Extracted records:

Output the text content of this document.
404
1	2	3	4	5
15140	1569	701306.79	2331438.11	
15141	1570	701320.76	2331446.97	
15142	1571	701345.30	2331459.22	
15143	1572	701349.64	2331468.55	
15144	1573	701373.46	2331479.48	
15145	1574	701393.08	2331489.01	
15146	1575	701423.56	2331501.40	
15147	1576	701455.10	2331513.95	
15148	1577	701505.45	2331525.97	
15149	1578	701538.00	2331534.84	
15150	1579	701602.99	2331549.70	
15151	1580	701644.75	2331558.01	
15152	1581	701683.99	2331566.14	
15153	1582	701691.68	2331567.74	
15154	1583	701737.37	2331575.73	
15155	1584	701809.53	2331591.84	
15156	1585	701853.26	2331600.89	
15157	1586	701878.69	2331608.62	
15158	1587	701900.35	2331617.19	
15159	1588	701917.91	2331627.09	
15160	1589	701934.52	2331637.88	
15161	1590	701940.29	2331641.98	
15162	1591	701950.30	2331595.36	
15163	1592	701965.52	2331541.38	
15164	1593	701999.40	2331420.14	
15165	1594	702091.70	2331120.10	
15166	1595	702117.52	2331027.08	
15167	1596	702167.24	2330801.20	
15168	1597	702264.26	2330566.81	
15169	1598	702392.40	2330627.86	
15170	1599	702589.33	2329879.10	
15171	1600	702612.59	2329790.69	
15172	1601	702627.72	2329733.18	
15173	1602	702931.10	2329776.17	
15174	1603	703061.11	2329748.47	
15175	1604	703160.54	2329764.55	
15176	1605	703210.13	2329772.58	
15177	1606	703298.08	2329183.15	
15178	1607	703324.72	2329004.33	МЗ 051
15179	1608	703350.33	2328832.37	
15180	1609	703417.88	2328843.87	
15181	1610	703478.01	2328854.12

**Task requirements**
Write the data from above out again, exactly.

**Output for this task**
Output the text content of this document.
404
1	2	3	4	5
15140	1569	701306.79	2331438.11	
15141	1570	701320.76	2331446.97	
15142	1571	701345.30	2331459.22	
15143	1572	701349.64	2331468.55	
15144	1573	701373.46	2331479.48	
15145	1574	701393.08	2331489.01	
15146	1575	701423.56	2331501.40	
15147	1576	701455.10	2331513.95	
15148	1577	701505.45	2331525.97	
15149	1578	701538.00	2331534.84	
15150	1579	701602.99	2331549.70	
15151	1580	701644.75	2331558.01	
15152	1581	701683.99	2331566.14	
15153	1582	701691.68	2331567.74	
15154	1583	701737.37	2331575.73	
15155	1584	701809.53	2331591.84	
15156	1585	701853.26	2331600.89	
15157	1586	701878.69	2331608.62	
15158	1587	701900.35	2331617.19	
15159	1588	701917.91	2331627.09	
15160	1589	701934.52	2331637.88	
15161	1590	701940.29	2331641.98	
15162	1591	701950.30	2331595.36	
15163	1592	701965.52	2331541.38	
15164	1593	701999.40	2331420.14	
15165	1594	702091.70	2331120.10	
15166	1595	702117.52	2331027.08	
15167	1596	702167.24	2330801.20	
15168	1597	702264.26	2330566.81	
15169	1598	702392.40	2330627.86	
15170	1599	702589.33	2329879.10	
15171	1600	702612.59	2329790.69	
15172	1601	702627.72	2329733.18	
15173	1602	702931.10	2329776.17	
15174	1603	703061.11	2329748.47	
15175	1604	703160.54	2329764.55	
15176	1605	703210.13	2329772.58	
15177	1606	703298.08	2329183.15	
15178	1607	703324.72	2329004.33	МЗ 051
15179	1608	703350.33	2328832.37	
15180	1609	703417.88	2328843.87	
15181	1610	703478.01	2328854.12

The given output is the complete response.